Task requirements –
Repeat the records below exactly, leaving out every picture.

---------- Data records ----------

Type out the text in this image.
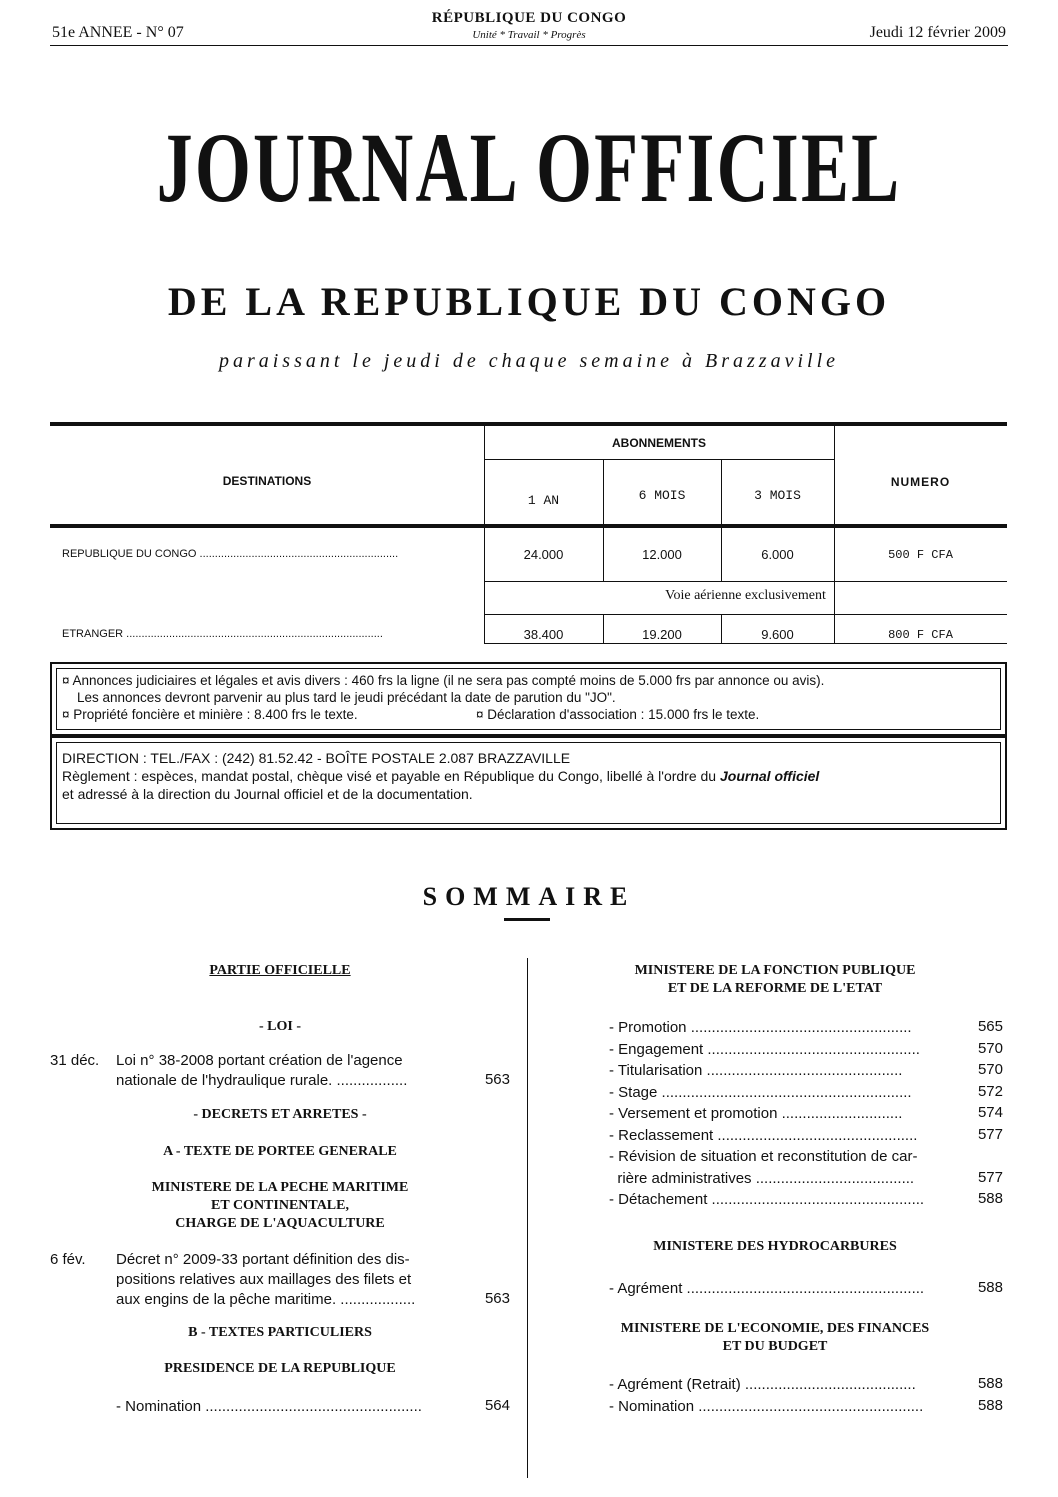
51e ANNEE - N° 07
RÉPUBLIQUE DU CONGO
Unité * Travail * Progrès	Jeudi 12 février 2009
JOURNAL OFFICIEL
DE LA REPUBLIQUE DU CONGO
paraissant le jeudi de chaque semaine à Brazzaville
DESTINATIONS
ABONNEMENTS
NUMERO
1 AN	6 MOIS	3 MOIS
REPUBLIQUE DU CONGO .................................................................	24.000	12.000	6.000	500 F CFA
Voie aérienne exclusivement
ETRANGER ....................................................................................	38.400	19.200	9.600	800 F CFA
¤ Annonces judiciaires et légales et avis divers : 460 frs la ligne (il ne sera pas compté moins de 5.000 frs par annonce ou avis).
Les annonces devront parvenir au plus tard le jeudi précédant la date de parution du "JO".
¤ Propriété foncière et minière : 8.400 frs le texte.	¤ Déclaration d'association : 15.000 frs le texte.
DIRECTION : TEL./FAX : (242) 81.52.42 - BOÎTE POSTALE 2.087 BRAZZAVILLE
Règlement : espèces, mandat postal, chèque visé et payable en République du Congo, libellé à l'ordre du Journal officiel
et adressé à la direction du Journal officiel et de la documentation.
SOMMAIRE
PARTIE OFFICIELLE
- LOI -
31 déc. Loi n° 38-2008 portant création de l'agence
nationale de l'hydraulique rurale. .................	563
- DECRETS ET ARRETES -
A - TEXTE DE PORTEE GENERALE
MINISTERE DE LA PECHE MARITIME
ET CONTINENTALE,
CHARGE DE L'AQUACULTURE
6 fév. Décret n° 2009-33 portant définition des dis-
positions relatives aux maillages des filets et
aux engins de la pêche maritime. ..................	563
B - TEXTES PARTICULIERS
PRESIDENCE DE LA REPUBLIQUE
- Nomination ....................................................	564
MINISTERE DE LA FONCTION PUBLIQUE
ET DE LA REFORME DE L'ETAT
- Promotion .....................................................	565
- Engagement ...................................................	570
- Titularisation ...............................................	570
- Stage ............................................................	572
- Versement et promotion .............................	574
- Reclassement ................................................	577
- Révision de situation et reconstitution de car-
rière administratives ......................................	577
- Détachement ...................................................	588
MINISTERE DES HYDROCARBURES
- Agrément .........................................................	588
MINISTERE DE L'ECONOMIE, DES FINANCES
ET DU BUDGET
- Agrément (Retrait) .........................................	588
- Nomination ......................................................	588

----------

Written response –
Type out the text in this image.
51e ANNEE - N° 07
RÉPUBLIQUE DU CONGO
Unité * Travail * Progrès	Jeudi 12 février 2009
JOURNAL OFFICIEL
DE LA REPUBLIQUE DU CONGO
paraissant le jeudi de chaque semaine à Brazzaville
DESTINATIONS
ABONNEMENTS
NUMERO
1 AN	6 MOIS	3 MOIS
REPUBLIQUE DU CONGO .................................................................	24.000	12.000	6.000	500 F CFA
Voie aérienne exclusivement
ETRANGER ....................................................................................	38.400	19.200	9.600	800 F CFA
¤ Annonces judiciaires et légales et avis divers : 460 frs la ligne (il ne sera pas compté moins de 5.000 frs par annonce ou avis).
Les annonces devront parvenir au plus tard le jeudi précédant la date de parution du "JO".
¤ Propriété foncière et minière : 8.400 frs le texte.	¤ Déclaration d'association : 15.000 frs le texte.
DIRECTION : TEL./FAX : (242) 81.52.42 - BOÎTE POSTALE 2.087 BRAZZAVILLE
Règlement : espèces, mandat postal, chèque visé et payable en République du Congo, libellé à l'ordre du Journal officiel
et adressé à la direction du Journal officiel et de la documentation.
SOMMAIRE
PARTIE OFFICIELLE
- LOI -
31 déc. Loi n° 38-2008 portant création de l'agence
nationale de l'hydraulique rurale. .................	563
- DECRETS ET ARRETES -
A - TEXTE DE PORTEE GENERALE
MINISTERE DE LA PECHE MARITIME
ET CONTINENTALE,
CHARGE DE L'AQUACULTURE
6 fév. Décret n° 2009-33 portant définition des dis-
positions relatives aux maillages des filets et
aux engins de la pêche maritime. ..................	563
B - TEXTES PARTICULIERS
PRESIDENCE DE LA REPUBLIQUE
- Nomination ....................................................	564
MINISTERE DE LA FONCTION PUBLIQUE
ET DE LA REFORME DE L'ETAT
- Promotion .....................................................	565
- Engagement ...................................................	570
- Titularisation ...............................................	570
- Stage ............................................................	572
- Versement et promotion .............................	574
- Reclassement ................................................	577
- Révision de situation et reconstitution de car-
rière administratives ......................................	577
- Détachement ...................................................	588
MINISTERE DES HYDROCARBURES
- Agrément .........................................................	588
MINISTERE DE L'ECONOMIE, DES FINANCES
ET DU BUDGET
- Agrément (Retrait) .........................................	588
- Nomination ......................................................	588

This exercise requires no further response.